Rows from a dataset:
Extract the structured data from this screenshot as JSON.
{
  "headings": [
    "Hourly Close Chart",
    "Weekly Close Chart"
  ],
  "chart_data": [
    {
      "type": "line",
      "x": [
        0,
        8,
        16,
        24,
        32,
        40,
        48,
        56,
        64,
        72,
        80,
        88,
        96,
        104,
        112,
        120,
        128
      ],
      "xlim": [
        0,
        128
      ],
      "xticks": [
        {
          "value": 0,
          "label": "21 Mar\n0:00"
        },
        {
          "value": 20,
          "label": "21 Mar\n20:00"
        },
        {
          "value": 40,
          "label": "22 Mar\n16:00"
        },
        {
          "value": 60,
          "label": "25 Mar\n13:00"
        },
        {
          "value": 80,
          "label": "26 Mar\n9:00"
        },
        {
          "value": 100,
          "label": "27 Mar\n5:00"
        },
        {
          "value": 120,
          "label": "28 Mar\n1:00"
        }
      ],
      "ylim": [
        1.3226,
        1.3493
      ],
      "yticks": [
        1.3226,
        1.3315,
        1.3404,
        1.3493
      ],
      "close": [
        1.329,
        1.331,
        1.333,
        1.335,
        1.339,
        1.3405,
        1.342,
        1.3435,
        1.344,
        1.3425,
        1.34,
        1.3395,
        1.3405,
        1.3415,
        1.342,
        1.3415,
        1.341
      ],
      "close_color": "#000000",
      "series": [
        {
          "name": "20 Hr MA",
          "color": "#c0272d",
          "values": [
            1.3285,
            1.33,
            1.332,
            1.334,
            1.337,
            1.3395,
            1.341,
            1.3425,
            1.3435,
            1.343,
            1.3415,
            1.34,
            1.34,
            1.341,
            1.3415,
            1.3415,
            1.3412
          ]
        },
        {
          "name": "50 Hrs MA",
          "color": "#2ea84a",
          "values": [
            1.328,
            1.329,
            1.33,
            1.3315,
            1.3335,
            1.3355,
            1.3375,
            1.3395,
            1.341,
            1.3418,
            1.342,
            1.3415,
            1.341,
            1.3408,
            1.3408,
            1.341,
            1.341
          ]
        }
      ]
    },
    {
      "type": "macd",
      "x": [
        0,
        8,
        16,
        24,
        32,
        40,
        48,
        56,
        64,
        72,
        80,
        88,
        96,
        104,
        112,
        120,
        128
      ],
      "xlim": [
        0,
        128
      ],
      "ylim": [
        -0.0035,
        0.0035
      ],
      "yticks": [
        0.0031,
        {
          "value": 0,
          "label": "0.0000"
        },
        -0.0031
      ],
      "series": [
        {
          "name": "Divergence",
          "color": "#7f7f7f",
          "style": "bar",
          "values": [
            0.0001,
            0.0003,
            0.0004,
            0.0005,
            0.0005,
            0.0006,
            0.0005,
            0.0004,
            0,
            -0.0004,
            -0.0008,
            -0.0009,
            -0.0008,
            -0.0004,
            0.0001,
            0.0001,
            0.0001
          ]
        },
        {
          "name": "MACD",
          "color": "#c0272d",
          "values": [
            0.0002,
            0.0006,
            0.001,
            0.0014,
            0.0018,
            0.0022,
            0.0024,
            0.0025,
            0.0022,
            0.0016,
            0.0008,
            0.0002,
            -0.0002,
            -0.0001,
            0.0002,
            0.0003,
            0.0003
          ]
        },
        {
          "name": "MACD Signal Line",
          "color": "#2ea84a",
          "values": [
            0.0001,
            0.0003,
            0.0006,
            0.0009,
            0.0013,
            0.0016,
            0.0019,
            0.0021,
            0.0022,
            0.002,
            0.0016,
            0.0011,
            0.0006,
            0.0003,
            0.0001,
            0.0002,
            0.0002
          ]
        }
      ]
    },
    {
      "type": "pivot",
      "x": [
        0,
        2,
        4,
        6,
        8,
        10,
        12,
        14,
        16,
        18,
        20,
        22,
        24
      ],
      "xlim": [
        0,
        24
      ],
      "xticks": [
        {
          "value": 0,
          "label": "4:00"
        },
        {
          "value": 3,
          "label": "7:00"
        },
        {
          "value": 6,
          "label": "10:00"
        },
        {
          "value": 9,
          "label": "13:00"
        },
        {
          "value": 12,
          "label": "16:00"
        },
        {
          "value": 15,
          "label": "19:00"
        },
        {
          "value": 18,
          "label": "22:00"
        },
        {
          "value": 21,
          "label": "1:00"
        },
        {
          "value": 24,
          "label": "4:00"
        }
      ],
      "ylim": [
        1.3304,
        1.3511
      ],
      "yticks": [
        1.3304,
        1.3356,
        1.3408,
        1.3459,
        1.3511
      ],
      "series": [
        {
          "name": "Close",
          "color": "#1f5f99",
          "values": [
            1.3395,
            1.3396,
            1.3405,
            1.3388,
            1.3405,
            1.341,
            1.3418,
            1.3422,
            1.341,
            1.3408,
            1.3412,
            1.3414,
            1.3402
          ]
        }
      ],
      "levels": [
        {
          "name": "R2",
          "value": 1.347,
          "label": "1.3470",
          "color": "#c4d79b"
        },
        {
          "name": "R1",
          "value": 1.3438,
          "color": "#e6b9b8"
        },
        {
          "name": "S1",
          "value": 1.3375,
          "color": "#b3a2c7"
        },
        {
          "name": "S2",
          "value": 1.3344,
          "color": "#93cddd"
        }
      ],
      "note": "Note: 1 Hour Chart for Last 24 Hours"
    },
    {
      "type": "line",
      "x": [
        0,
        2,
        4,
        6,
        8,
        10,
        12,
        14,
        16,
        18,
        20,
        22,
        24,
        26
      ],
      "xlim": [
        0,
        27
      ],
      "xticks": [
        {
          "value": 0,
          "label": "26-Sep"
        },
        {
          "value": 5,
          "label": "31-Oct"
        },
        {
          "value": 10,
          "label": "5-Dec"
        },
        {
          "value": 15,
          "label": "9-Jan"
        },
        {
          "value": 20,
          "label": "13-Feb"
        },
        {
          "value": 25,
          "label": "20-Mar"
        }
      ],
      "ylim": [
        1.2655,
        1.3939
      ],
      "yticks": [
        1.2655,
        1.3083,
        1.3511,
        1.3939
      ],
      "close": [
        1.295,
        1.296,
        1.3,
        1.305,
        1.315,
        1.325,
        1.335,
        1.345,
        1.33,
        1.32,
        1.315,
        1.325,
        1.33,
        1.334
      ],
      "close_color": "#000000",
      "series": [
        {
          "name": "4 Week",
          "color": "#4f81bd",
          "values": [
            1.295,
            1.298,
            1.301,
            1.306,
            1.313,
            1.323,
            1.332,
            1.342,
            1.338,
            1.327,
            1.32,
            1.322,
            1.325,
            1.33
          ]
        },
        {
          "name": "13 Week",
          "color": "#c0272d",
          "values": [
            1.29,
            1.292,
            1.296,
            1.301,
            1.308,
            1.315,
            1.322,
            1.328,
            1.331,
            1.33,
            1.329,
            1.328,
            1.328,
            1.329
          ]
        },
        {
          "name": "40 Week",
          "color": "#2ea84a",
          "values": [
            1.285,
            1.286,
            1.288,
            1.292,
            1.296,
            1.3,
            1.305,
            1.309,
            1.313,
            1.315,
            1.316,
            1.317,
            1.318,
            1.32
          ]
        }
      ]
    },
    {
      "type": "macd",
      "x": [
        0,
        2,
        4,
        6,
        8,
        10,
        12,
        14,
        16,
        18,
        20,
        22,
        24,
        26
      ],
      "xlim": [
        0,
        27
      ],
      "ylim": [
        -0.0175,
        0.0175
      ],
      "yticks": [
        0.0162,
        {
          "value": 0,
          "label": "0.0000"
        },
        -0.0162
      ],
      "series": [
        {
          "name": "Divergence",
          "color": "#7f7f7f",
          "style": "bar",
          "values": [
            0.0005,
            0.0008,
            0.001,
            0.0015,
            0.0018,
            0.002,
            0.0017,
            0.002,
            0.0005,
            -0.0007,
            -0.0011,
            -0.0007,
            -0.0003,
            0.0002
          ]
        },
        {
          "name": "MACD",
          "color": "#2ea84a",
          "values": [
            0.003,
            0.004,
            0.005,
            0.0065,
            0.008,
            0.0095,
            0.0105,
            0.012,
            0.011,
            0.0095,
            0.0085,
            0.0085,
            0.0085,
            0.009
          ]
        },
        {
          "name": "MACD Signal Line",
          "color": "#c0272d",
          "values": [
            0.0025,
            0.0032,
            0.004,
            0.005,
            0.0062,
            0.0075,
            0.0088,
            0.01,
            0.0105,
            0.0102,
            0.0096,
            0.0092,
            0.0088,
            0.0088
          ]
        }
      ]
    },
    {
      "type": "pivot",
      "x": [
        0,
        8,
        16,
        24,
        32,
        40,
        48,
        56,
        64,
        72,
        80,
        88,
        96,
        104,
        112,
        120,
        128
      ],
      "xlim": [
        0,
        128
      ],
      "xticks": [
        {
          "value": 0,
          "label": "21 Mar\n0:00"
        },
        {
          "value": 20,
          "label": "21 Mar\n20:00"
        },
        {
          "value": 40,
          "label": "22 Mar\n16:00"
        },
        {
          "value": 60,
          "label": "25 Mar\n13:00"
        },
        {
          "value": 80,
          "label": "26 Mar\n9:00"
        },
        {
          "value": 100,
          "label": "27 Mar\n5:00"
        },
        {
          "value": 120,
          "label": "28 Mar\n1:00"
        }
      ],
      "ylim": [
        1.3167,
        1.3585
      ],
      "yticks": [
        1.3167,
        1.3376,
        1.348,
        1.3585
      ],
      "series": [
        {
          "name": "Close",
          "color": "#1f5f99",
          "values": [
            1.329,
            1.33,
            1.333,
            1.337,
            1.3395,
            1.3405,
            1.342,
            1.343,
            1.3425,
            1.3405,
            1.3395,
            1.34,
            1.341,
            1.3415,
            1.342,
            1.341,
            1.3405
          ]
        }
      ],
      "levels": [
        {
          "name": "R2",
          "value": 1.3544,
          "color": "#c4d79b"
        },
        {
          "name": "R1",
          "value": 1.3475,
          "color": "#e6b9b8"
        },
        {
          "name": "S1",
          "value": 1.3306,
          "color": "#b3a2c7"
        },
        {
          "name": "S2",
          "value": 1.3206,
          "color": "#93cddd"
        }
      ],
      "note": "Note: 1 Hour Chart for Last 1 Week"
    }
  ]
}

* _What is required_: Find all lines with "Note" in them and copy each one.

* _Finished answer_:
      "note": "Note: 1 Hour Chart for Last 24 Hours"
      "note": "Note: 1 Hour Chart for Last 1 Week"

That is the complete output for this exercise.